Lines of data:

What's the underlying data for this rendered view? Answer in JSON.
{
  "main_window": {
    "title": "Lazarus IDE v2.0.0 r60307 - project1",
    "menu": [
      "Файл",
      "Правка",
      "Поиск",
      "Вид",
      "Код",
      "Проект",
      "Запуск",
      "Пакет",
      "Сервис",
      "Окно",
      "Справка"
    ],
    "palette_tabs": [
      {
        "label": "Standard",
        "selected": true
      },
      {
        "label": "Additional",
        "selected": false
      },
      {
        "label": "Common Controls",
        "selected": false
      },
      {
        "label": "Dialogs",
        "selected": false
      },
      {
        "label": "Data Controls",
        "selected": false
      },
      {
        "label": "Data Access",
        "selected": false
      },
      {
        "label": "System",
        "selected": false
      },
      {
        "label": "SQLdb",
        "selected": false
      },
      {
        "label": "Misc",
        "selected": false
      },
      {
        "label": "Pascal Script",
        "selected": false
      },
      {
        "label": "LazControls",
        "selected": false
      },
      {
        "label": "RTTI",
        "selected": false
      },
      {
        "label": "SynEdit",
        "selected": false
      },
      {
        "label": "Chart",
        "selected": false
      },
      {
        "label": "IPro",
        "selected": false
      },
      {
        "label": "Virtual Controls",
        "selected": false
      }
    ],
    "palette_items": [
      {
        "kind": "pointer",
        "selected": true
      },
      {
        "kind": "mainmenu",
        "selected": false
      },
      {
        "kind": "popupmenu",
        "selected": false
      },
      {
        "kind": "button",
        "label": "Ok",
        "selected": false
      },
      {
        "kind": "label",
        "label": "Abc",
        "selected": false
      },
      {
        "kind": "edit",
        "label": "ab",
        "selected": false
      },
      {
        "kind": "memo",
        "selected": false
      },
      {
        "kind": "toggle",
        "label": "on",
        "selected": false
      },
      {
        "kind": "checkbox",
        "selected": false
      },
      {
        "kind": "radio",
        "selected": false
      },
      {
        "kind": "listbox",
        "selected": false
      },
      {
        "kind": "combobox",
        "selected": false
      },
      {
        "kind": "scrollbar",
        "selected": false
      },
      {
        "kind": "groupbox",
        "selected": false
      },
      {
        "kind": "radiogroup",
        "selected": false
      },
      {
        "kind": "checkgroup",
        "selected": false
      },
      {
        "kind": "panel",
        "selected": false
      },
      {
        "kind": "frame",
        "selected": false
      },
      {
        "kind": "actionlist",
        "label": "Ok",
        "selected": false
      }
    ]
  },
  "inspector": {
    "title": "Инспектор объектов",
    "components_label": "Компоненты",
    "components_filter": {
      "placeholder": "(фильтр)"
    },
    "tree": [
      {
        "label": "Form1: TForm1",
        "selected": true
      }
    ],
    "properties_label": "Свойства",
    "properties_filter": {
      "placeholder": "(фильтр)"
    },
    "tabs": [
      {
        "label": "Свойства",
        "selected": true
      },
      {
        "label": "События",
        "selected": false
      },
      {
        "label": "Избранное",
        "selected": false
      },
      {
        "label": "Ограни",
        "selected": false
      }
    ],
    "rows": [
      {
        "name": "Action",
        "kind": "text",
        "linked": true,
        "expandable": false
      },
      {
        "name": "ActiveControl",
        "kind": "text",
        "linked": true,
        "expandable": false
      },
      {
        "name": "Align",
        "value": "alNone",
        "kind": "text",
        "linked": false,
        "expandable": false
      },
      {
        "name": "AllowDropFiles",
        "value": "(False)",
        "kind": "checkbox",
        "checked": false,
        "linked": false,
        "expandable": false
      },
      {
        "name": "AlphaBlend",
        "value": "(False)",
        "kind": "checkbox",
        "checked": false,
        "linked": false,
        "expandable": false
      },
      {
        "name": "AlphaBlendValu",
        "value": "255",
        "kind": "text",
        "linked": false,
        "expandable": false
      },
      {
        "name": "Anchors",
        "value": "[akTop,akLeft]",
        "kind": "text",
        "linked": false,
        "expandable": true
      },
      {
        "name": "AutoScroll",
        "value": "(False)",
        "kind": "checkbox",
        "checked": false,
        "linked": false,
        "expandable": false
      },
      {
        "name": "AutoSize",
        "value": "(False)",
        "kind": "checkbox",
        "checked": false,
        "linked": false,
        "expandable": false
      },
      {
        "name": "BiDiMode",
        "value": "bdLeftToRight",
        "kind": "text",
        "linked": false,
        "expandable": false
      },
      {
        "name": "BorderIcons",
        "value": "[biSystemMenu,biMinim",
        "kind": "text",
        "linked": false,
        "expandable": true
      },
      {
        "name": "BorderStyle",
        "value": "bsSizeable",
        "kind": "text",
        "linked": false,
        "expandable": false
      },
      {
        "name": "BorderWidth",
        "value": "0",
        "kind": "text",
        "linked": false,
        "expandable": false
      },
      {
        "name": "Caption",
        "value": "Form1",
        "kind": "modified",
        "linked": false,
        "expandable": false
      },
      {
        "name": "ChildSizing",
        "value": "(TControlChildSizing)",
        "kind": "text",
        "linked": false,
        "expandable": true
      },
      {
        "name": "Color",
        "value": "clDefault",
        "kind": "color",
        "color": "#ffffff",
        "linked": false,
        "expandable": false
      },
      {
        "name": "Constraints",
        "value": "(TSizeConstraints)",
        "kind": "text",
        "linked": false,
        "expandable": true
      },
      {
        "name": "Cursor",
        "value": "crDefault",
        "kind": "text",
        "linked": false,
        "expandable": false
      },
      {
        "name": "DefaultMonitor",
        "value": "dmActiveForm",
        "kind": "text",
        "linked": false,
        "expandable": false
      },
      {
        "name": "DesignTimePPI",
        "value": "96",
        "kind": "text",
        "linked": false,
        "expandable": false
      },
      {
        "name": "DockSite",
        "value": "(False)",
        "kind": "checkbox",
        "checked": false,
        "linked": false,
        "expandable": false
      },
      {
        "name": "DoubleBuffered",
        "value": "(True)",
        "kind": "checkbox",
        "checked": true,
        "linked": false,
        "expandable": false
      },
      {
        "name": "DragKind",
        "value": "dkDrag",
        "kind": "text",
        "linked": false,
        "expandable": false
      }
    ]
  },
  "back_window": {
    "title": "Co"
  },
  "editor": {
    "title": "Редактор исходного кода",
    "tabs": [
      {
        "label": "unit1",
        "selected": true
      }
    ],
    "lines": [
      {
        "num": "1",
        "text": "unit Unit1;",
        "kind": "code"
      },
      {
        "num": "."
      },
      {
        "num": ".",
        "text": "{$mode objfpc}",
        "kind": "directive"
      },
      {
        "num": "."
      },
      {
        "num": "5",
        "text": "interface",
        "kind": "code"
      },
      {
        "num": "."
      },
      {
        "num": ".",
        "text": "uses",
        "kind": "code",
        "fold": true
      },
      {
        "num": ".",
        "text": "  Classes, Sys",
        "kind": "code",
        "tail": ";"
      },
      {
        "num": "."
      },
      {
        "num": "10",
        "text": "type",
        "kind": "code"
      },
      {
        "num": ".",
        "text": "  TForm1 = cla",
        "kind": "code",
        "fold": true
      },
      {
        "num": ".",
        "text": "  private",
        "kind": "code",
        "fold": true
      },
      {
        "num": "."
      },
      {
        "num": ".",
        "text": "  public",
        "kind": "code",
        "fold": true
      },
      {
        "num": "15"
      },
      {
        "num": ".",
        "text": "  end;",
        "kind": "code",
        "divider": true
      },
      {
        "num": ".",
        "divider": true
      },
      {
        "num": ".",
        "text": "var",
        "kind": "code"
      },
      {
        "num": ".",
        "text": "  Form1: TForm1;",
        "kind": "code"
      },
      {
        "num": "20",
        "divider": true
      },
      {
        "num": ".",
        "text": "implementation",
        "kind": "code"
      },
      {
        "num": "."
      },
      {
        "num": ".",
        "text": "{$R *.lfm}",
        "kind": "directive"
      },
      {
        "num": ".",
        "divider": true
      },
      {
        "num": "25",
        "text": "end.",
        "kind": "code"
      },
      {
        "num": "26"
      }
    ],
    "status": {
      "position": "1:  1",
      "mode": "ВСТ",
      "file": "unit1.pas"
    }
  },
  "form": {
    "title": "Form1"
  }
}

• **Problem details**: Pull out all lines from the entries above in which the word "Свойства" appears.

• **Answer for the task**:
    "properties_label": "Свойства",
        "label": "Свойства",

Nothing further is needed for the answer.